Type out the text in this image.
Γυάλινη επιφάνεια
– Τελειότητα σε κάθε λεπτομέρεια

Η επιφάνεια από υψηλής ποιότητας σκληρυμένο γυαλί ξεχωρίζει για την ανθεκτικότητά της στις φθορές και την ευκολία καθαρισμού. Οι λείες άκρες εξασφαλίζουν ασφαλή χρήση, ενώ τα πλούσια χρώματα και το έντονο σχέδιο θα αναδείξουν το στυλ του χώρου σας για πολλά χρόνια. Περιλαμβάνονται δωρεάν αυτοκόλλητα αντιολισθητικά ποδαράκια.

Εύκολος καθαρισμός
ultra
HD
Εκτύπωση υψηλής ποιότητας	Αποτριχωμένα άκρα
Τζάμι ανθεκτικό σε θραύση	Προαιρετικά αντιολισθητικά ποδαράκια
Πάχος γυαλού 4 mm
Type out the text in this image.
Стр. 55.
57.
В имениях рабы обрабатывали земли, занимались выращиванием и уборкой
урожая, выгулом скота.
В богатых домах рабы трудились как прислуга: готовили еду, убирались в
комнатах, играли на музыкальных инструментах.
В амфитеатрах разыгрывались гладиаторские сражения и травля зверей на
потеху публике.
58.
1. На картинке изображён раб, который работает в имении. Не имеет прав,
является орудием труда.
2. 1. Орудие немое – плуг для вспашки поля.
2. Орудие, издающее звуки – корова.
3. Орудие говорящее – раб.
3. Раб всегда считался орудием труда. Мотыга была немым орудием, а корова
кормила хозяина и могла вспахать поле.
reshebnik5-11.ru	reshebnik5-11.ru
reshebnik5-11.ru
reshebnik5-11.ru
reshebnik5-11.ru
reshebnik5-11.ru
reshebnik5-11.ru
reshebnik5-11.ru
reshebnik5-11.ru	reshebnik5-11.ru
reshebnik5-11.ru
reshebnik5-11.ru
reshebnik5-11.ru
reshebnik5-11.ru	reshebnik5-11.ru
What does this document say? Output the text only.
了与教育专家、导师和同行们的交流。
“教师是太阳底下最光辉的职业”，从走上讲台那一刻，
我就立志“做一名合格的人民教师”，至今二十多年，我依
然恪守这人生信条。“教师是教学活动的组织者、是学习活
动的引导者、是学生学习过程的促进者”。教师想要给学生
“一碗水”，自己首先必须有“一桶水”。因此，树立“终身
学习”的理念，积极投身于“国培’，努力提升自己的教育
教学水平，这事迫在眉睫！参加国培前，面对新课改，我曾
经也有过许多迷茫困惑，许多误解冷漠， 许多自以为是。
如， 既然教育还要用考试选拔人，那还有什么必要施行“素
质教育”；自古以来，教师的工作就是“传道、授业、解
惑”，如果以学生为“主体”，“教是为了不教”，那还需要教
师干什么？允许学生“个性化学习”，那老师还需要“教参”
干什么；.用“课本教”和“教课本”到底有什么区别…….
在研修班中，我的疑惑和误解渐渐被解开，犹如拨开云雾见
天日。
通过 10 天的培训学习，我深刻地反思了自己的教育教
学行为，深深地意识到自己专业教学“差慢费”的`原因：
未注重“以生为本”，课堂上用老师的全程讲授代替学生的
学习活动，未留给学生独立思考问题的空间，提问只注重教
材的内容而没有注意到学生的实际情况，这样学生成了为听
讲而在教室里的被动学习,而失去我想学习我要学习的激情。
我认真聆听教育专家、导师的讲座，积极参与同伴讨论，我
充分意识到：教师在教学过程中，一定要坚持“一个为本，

──────

PROBLEM TO SOLVE :: Repeat exactly, and only, the lines from the one containing "What does this" through the end of the material.

THE SOLUTION ::
What does this document say? Output the text only.
了与教育专家、导师和同行们的交流。
“教师是太阳底下最光辉的职业”，从走上讲台那一刻，
我就立志“做一名合格的人民教师”，至今二十多年，我依
然恪守这人生信条。“教师是教学活动的组织者、是学习活
动的引导者、是学生学习过程的促进者”。教师想要给学生
“一碗水”，自己首先必须有“一桶水”。因此，树立“终身
学习”的理念，积极投身于“国培’，努力提升自己的教育
教学水平，这事迫在眉睫！参加国培前，面对新课改，我曾
经也有过许多迷茫困惑，许多误解冷漠， 许多自以为是。
如， 既然教育还要用考试选拔人，那还有什么必要施行“素
质教育”；自古以来，教师的工作就是“传道、授业、解
惑”，如果以学生为“主体”，“教是为了不教”，那还需要教
师干什么？允许学生“个性化学习”，那老师还需要“教参”
干什么；.用“课本教”和“教课本”到底有什么区别…….
在研修班中，我的疑惑和误解渐渐被解开，犹如拨开云雾见
天日。
通过 10 天的培训学习，我深刻地反思了自己的教育教
学行为，深深地意识到自己专业教学“差慢费”的`原因：
未注重“以生为本”，课堂上用老师的全程讲授代替学生的
学习活动，未留给学生独立思考问题的空间，提问只注重教
材的内容而没有注意到学生的实际情况，这样学生成了为听
讲而在教室里的被动学习,而失去我想学习我要学习的激情。
我认真聆听教育专家、导师的讲座，积极参与同伴讨论，我
充分意识到：教师在教学过程中，一定要坚持“一个为本，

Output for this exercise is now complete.